◆ TASK INSTRUCTIONS: Below are some entries. Output each one exactly as it appears.

◆ RECORDS SUPPLIED:
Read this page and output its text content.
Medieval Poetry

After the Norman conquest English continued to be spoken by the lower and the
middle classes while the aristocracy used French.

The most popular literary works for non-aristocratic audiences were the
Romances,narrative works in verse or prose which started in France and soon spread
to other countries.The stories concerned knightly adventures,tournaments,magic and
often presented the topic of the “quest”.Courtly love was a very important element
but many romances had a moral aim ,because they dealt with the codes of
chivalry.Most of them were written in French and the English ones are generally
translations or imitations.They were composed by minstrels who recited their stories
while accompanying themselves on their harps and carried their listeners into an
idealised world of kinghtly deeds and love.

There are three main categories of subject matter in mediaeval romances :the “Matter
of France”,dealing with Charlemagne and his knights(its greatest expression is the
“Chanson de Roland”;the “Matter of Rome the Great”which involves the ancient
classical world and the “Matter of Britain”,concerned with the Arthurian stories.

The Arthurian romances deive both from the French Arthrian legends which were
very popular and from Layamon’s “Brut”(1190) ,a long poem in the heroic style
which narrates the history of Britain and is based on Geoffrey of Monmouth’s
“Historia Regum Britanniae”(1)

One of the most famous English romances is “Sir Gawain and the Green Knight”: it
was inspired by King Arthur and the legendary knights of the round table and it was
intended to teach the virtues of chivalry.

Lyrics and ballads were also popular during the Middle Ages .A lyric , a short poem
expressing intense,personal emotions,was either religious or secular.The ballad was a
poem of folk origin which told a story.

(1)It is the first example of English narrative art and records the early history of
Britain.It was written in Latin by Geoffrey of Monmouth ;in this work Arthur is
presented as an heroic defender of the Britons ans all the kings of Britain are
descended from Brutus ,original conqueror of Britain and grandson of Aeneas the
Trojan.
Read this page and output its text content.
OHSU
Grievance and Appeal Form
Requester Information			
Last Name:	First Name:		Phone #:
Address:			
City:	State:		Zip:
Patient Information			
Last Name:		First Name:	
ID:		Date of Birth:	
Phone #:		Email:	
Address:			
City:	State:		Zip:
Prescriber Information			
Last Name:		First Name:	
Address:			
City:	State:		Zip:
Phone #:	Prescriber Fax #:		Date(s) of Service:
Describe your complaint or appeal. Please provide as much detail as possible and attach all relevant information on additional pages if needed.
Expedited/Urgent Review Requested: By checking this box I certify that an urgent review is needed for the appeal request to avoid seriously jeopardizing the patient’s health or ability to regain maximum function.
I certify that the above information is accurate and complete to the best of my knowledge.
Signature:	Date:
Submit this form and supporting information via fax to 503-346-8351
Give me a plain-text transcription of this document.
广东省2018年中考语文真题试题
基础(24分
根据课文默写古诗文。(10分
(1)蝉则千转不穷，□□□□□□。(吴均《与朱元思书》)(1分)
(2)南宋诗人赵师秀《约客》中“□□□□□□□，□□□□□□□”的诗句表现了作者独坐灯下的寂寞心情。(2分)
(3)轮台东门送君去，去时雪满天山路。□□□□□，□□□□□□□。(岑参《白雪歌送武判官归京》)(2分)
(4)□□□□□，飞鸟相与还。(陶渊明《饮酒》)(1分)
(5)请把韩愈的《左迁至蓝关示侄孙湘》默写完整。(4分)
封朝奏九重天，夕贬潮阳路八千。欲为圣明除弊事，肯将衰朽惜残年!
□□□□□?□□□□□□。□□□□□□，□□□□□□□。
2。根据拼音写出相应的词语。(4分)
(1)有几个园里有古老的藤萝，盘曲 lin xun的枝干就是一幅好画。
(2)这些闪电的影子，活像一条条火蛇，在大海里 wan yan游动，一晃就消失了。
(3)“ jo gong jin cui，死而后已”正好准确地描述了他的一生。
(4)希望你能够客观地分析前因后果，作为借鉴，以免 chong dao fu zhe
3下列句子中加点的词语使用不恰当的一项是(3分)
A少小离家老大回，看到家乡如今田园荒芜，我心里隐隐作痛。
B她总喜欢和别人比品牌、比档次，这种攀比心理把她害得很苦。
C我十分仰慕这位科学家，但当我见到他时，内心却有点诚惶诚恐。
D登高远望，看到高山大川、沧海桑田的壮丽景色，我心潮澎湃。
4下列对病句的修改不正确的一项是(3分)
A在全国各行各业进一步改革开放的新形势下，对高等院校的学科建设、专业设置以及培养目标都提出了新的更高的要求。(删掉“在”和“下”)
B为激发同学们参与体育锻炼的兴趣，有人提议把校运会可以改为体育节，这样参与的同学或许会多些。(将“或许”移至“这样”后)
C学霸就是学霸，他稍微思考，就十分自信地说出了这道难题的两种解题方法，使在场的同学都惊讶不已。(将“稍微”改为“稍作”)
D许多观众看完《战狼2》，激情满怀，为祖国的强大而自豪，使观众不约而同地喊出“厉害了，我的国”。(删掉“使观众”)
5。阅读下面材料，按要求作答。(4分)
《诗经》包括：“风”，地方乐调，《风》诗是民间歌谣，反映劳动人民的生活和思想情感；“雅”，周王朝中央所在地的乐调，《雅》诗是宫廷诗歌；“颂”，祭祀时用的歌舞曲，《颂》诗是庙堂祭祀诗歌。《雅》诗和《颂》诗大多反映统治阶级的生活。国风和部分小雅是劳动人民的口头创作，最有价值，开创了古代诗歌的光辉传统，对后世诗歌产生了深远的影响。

◆ SOLUTION FOR THIS PROBLEM:
Read this page and output its text content.
Medieval Poetry

After the Norman conquest English continued to be spoken by the lower and the
middle classes while the aristocracy used French.

The most popular literary works for non-aristocratic audiences were the
Romances,narrative works in verse or prose which started in France and soon spread
to other countries.The stories concerned knightly adventures,tournaments,magic and
often presented the topic of the “quest”.Courtly love was a very important element
but many romances had a moral aim ,because they dealt with the codes of
chivalry.Most of them were written in French and the English ones are generally
translations or imitations.They were composed by minstrels who recited their stories
while accompanying themselves on their harps and carried their listeners into an
idealised world of kinghtly deeds and love.

There are three main categories of subject matter in mediaeval romances :the “Matter
of France”,dealing with Charlemagne and his knights(its greatest expression is the
“Chanson de Roland”;the “Matter of Rome the Great”which involves the ancient
classical world and the “Matter of Britain”,concerned with the Arthurian stories.

The Arthurian romances deive both from the French Arthrian legends which were
very popular and from Layamon’s “Brut”(1190) ,a long poem in the heroic style
which narrates the history of Britain and is based on Geoffrey of Monmouth’s
“Historia Regum Britanniae”(1)

One of the most famous English romances is “Sir Gawain and the Green Knight”: it
was inspired by King Arthur and the legendary knights of the round table and it was
intended to teach the virtues of chivalry.

Lyrics and ballads were also popular during the Middle Ages .A lyric , a short poem
expressing intense,personal emotions,was either religious or secular.The ballad was a
poem of folk origin which told a story.

(1)It is the first example of English narrative art and records the early history of
Britain.It was written in Latin by Geoffrey of Monmouth ;in this work Arthur is
presented as an heroic defender of the Britons ans all the kings of Britain are
descended from Brutus ,original conqueror of Britain and grandson of Aeneas the
Trojan.
Read this page and output its text content.
OHSU
Grievance and Appeal Form
Requester Information			
Last Name:	First Name:		Phone #:
Address:			
City:	State:		Zip:
Patient Information			
Last Name:		First Name:	
ID:		Date of Birth:	
Phone #:		Email:	
Address:			
City:	State:		Zip:
Prescriber Information			
Last Name:		First Name:	
Address:			
City:	State:		Zip:
Phone #:	Prescriber Fax #:		Date(s) of Service:
Describe your complaint or appeal. Please provide as much detail as possible and attach all relevant information on additional pages if needed.
Expedited/Urgent Review Requested: By checking this box I certify that an urgent review is needed for the appeal request to avoid seriously jeopardizing the patient’s health or ability to regain maximum function.
I certify that the above information is accurate and complete to the best of my knowledge.
Signature:	Date:
Submit this form and supporting information via fax to 503-346-8351
Give me a plain-text transcription of this document.
广东省2018年中考语文真题试题
基础(24分
根据课文默写古诗文。(10分
(1)蝉则千转不穷，□□□□□□。(吴均《与朱元思书》)(1分)
(2)南宋诗人赵师秀《约客》中“□□□□□□□，□□□□□□□”的诗句表现了作者独坐灯下的寂寞心情。(2分)
(3)轮台东门送君去，去时雪满天山路。□□□□□，□□□□□□□。(岑参《白雪歌送武判官归京》)(2分)
(4)□□□□□，飞鸟相与还。(陶渊明《饮酒》)(1分)
(5)请把韩愈的《左迁至蓝关示侄孙湘》默写完整。(4分)
封朝奏九重天，夕贬潮阳路八千。欲为圣明除弊事，肯将衰朽惜残年!
□□□□□?□□□□□□。□□□□□□，□□□□□□□。
2。根据拼音写出相应的词语。(4分)
(1)有几个园里有古老的藤萝，盘曲 lin xun的枝干就是一幅好画。
(2)这些闪电的影子，活像一条条火蛇，在大海里 wan yan游动，一晃就消失了。
(3)“ jo gong jin cui，死而后已”正好准确地描述了他的一生。
(4)希望你能够客观地分析前因后果，作为借鉴，以免 chong dao fu zhe
3下列句子中加点的词语使用不恰当的一项是(3分)
A少小离家老大回，看到家乡如今田园荒芜，我心里隐隐作痛。
B她总喜欢和别人比品牌、比档次，这种攀比心理把她害得很苦。
C我十分仰慕这位科学家，但当我见到他时，内心却有点诚惶诚恐。
D登高远望，看到高山大川、沧海桑田的壮丽景色，我心潮澎湃。
4下列对病句的修改不正确的一项是(3分)
A在全国各行各业进一步改革开放的新形势下，对高等院校的学科建设、专业设置以及培养目标都提出了新的更高的要求。(删掉“在”和“下”)
B为激发同学们参与体育锻炼的兴趣，有人提议把校运会可以改为体育节，这样参与的同学或许会多些。(将“或许”移至“这样”后)
C学霸就是学霸，他稍微思考，就十分自信地说出了这道难题的两种解题方法，使在场的同学都惊讶不已。(将“稍微”改为“稍作”)
D许多观众看完《战狼2》，激情满怀，为祖国的强大而自豪，使观众不约而同地喊出“厉害了，我的国”。(删掉“使观众”)
5。阅读下面材料，按要求作答。(4分)
《诗经》包括：“风”，地方乐调，《风》诗是民间歌谣，反映劳动人民的生活和思想情感；“雅”，周王朝中央所在地的乐调，《雅》诗是宫廷诗歌；“颂”，祭祀时用的歌舞曲，《颂》诗是庙堂祭祀诗歌。《雅》诗和《颂》诗大多反映统治阶级的生活。国风和部分小雅是劳动人民的口头创作，最有价值，开创了古代诗歌的光辉传统，对后世诗歌产生了深远的影响。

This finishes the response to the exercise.